All records should be reproduced verbatim.

RECORDED INFORMATION
● ● ● ● ●
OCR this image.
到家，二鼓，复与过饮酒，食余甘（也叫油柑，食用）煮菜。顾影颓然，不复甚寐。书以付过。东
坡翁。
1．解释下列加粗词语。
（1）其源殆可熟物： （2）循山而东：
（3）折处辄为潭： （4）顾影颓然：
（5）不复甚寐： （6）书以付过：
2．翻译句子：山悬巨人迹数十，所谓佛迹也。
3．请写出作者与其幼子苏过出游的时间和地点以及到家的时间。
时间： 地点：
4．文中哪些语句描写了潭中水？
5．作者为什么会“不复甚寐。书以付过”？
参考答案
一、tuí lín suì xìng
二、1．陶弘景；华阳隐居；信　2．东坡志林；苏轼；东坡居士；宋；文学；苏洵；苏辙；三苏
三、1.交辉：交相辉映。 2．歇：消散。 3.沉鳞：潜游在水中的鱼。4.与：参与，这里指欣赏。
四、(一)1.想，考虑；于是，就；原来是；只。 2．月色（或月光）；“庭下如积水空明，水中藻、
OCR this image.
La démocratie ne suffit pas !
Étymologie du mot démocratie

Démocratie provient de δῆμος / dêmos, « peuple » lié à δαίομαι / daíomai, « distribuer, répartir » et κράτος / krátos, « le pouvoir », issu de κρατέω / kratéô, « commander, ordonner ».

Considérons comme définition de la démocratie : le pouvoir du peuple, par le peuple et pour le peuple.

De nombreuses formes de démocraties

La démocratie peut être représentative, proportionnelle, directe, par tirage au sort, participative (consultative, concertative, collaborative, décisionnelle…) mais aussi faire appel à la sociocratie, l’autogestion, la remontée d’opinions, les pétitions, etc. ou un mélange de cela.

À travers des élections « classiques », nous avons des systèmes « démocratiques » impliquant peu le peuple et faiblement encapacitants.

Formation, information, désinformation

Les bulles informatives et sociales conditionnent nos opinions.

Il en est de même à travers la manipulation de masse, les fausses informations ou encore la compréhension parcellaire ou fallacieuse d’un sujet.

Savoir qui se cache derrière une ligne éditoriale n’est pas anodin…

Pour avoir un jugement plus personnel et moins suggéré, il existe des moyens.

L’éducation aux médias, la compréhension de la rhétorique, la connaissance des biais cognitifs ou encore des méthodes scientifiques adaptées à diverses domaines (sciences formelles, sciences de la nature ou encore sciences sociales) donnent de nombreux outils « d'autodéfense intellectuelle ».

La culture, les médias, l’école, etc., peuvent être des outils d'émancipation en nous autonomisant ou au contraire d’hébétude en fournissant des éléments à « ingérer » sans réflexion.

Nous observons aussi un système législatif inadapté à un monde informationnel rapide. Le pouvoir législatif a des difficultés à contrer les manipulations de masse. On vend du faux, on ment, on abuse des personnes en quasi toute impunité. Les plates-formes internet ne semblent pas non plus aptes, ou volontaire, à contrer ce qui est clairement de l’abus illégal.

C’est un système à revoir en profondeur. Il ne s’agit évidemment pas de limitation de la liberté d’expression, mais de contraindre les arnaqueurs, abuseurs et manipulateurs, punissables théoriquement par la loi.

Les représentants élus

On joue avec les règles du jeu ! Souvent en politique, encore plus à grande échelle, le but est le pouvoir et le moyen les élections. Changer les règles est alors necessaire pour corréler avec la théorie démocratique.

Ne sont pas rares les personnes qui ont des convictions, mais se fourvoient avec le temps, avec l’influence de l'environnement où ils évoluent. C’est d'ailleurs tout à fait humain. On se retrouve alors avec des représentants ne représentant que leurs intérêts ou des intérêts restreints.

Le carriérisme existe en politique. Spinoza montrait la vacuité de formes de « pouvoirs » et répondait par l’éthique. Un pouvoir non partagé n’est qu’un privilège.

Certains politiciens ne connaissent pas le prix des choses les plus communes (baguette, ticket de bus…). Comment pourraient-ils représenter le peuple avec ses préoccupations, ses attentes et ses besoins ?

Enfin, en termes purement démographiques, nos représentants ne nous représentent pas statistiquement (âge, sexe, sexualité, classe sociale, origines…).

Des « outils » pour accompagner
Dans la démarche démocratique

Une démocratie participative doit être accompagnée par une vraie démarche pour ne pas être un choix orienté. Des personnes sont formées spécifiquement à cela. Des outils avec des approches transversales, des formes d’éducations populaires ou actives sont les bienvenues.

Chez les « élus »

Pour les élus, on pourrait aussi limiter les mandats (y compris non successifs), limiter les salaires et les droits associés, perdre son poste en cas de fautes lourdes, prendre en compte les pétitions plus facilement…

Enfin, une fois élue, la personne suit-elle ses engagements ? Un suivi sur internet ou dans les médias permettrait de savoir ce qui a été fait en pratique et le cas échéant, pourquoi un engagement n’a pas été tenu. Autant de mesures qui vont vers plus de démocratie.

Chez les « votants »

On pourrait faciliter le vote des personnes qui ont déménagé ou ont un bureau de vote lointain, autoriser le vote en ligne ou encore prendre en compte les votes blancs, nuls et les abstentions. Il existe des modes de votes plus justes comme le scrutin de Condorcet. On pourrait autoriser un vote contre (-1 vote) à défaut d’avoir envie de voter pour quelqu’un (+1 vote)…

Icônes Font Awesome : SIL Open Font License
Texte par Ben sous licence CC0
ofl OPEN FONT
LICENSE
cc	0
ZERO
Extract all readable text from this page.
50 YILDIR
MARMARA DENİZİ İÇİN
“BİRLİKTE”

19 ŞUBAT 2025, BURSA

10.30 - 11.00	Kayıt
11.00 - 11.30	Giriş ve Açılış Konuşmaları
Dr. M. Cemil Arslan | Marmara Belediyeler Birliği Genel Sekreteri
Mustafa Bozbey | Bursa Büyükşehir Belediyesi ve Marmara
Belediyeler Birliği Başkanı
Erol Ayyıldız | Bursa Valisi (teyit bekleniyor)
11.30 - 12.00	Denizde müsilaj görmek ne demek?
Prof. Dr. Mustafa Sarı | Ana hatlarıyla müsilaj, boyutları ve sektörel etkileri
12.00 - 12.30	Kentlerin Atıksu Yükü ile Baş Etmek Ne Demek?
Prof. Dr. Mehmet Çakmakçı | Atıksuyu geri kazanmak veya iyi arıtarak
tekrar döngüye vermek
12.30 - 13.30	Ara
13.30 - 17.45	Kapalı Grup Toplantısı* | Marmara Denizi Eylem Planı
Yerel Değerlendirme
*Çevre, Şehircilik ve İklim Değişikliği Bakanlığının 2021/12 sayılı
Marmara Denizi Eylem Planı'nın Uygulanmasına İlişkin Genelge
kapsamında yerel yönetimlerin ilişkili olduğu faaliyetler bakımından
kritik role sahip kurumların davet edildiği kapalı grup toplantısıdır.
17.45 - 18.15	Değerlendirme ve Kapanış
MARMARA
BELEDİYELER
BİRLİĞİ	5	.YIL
● ● ● ● ●
RESULT BELOW
OCR this image.
到家，二鼓，复与过饮酒，食余甘（也叫油柑，食用）煮菜。顾影颓然，不复甚寐。书以付过。东
坡翁。
1．解释下列加粗词语。
（1）其源殆可熟物： （2）循山而东：
（3）折处辄为潭： （4）顾影颓然：
（5）不复甚寐： （6）书以付过：
2．翻译句子：山悬巨人迹数十，所谓佛迹也。
3．请写出作者与其幼子苏过出游的时间和地点以及到家的时间。
时间： 地点：
4．文中哪些语句描写了潭中水？
5．作者为什么会“不复甚寐。书以付过”？
参考答案
一、tuí lín suì xìng
二、1．陶弘景；华阳隐居；信　2．东坡志林；苏轼；东坡居士；宋；文学；苏洵；苏辙；三苏
三、1.交辉：交相辉映。 2．歇：消散。 3.沉鳞：潜游在水中的鱼。4.与：参与，这里指欣赏。
四、(一)1.想，考虑；于是，就；原来是；只。 2．月色（或月光）；“庭下如积水空明，水中藻、
OCR this image.
La démocratie ne suffit pas !
Étymologie du mot démocratie

Démocratie provient de δῆμος / dêmos, « peuple » lié à δαίομαι / daíomai, « distribuer, répartir » et κράτος / krátos, « le pouvoir », issu de κρατέω / kratéô, « commander, ordonner ».

Considérons comme définition de la démocratie : le pouvoir du peuple, par le peuple et pour le peuple.

De nombreuses formes de démocraties

La démocratie peut être représentative, proportionnelle, directe, par tirage au sort, participative (consultative, concertative, collaborative, décisionnelle…) mais aussi faire appel à la sociocratie, l’autogestion, la remontée d’opinions, les pétitions, etc. ou un mélange de cela.

À travers des élections « classiques », nous avons des systèmes « démocratiques » impliquant peu le peuple et faiblement encapacitants.

Formation, information, désinformation

Les bulles informatives et sociales conditionnent nos opinions.

Il en est de même à travers la manipulation de masse, les fausses informations ou encore la compréhension parcellaire ou fallacieuse d’un sujet.

Savoir qui se cache derrière une ligne éditoriale n’est pas anodin…

Pour avoir un jugement plus personnel et moins suggéré, il existe des moyens.

L’éducation aux médias, la compréhension de la rhétorique, la connaissance des biais cognitifs ou encore des méthodes scientifiques adaptées à diverses domaines (sciences formelles, sciences de la nature ou encore sciences sociales) donnent de nombreux outils « d'autodéfense intellectuelle ».

La culture, les médias, l’école, etc., peuvent être des outils d'émancipation en nous autonomisant ou au contraire d’hébétude en fournissant des éléments à « ingérer » sans réflexion.

Nous observons aussi un système législatif inadapté à un monde informationnel rapide. Le pouvoir législatif a des difficultés à contrer les manipulations de masse. On vend du faux, on ment, on abuse des personnes en quasi toute impunité. Les plates-formes internet ne semblent pas non plus aptes, ou volontaire, à contrer ce qui est clairement de l’abus illégal.

C’est un système à revoir en profondeur. Il ne s’agit évidemment pas de limitation de la liberté d’expression, mais de contraindre les arnaqueurs, abuseurs et manipulateurs, punissables théoriquement par la loi.

Les représentants élus

On joue avec les règles du jeu ! Souvent en politique, encore plus à grande échelle, le but est le pouvoir et le moyen les élections. Changer les règles est alors necessaire pour corréler avec la théorie démocratique.

Ne sont pas rares les personnes qui ont des convictions, mais se fourvoient avec le temps, avec l’influence de l'environnement où ils évoluent. C’est d'ailleurs tout à fait humain. On se retrouve alors avec des représentants ne représentant que leurs intérêts ou des intérêts restreints.

Le carriérisme existe en politique. Spinoza montrait la vacuité de formes de « pouvoirs » et répondait par l’éthique. Un pouvoir non partagé n’est qu’un privilège.

Certains politiciens ne connaissent pas le prix des choses les plus communes (baguette, ticket de bus…). Comment pourraient-ils représenter le peuple avec ses préoccupations, ses attentes et ses besoins ?

Enfin, en termes purement démographiques, nos représentants ne nous représentent pas statistiquement (âge, sexe, sexualité, classe sociale, origines…).

Des « outils » pour accompagner
Dans la démarche démocratique

Une démocratie participative doit être accompagnée par une vraie démarche pour ne pas être un choix orienté. Des personnes sont formées spécifiquement à cela. Des outils avec des approches transversales, des formes d’éducations populaires ou actives sont les bienvenues.

Chez les « élus »

Pour les élus, on pourrait aussi limiter les mandats (y compris non successifs), limiter les salaires et les droits associés, perdre son poste en cas de fautes lourdes, prendre en compte les pétitions plus facilement…

Enfin, une fois élue, la personne suit-elle ses engagements ? Un suivi sur internet ou dans les médias permettrait de savoir ce qui a été fait en pratique et le cas échéant, pourquoi un engagement n’a pas été tenu. Autant de mesures qui vont vers plus de démocratie.

Chez les « votants »

On pourrait faciliter le vote des personnes qui ont déménagé ou ont un bureau de vote lointain, autoriser le vote en ligne ou encore prendre en compte les votes blancs, nuls et les abstentions. Il existe des modes de votes plus justes comme le scrutin de Condorcet. On pourrait autoriser un vote contre (-1 vote) à défaut d’avoir envie de voter pour quelqu’un (+1 vote)…

Icônes Font Awesome : SIL Open Font License
Texte par Ben sous licence CC0
ofl OPEN FONT
LICENSE
cc	0
ZERO
Extract all readable text from this page.
50 YILDIR
MARMARA DENİZİ İÇİN
“BİRLİKTE”

19 ŞUBAT 2025, BURSA

10.30 - 11.00	Kayıt
11.00 - 11.30	Giriş ve Açılış Konuşmaları
Dr. M. Cemil Arslan | Marmara Belediyeler Birliği Genel Sekreteri
Mustafa Bozbey | Bursa Büyükşehir Belediyesi ve Marmara
Belediyeler Birliği Başkanı
Erol Ayyıldız | Bursa Valisi (teyit bekleniyor)
11.30 - 12.00	Denizde müsilaj görmek ne demek?
Prof. Dr. Mustafa Sarı | Ana hatlarıyla müsilaj, boyutları ve sektörel etkileri
12.00 - 12.30	Kentlerin Atıksu Yükü ile Baş Etmek Ne Demek?
Prof. Dr. Mehmet Çakmakçı | Atıksuyu geri kazanmak veya iyi arıtarak
tekrar döngüye vermek
12.30 - 13.30	Ara
13.30 - 17.45	Kapalı Grup Toplantısı* | Marmara Denizi Eylem Planı
Yerel Değerlendirme
*Çevre, Şehircilik ve İklim Değişikliği Bakanlığının 2021/12 sayılı
Marmara Denizi Eylem Planı'nın Uygulanmasına İlişkin Genelge
kapsamında yerel yönetimlerin ilişkili olduğu faaliyetler bakımından
kritik role sahip kurumların davet edildiği kapalı grup toplantısıdır.
17.45 - 18.15	Değerlendirme ve Kapanış
MARMARA
BELEDİYELER
BİRLİĞİ	5	.YIL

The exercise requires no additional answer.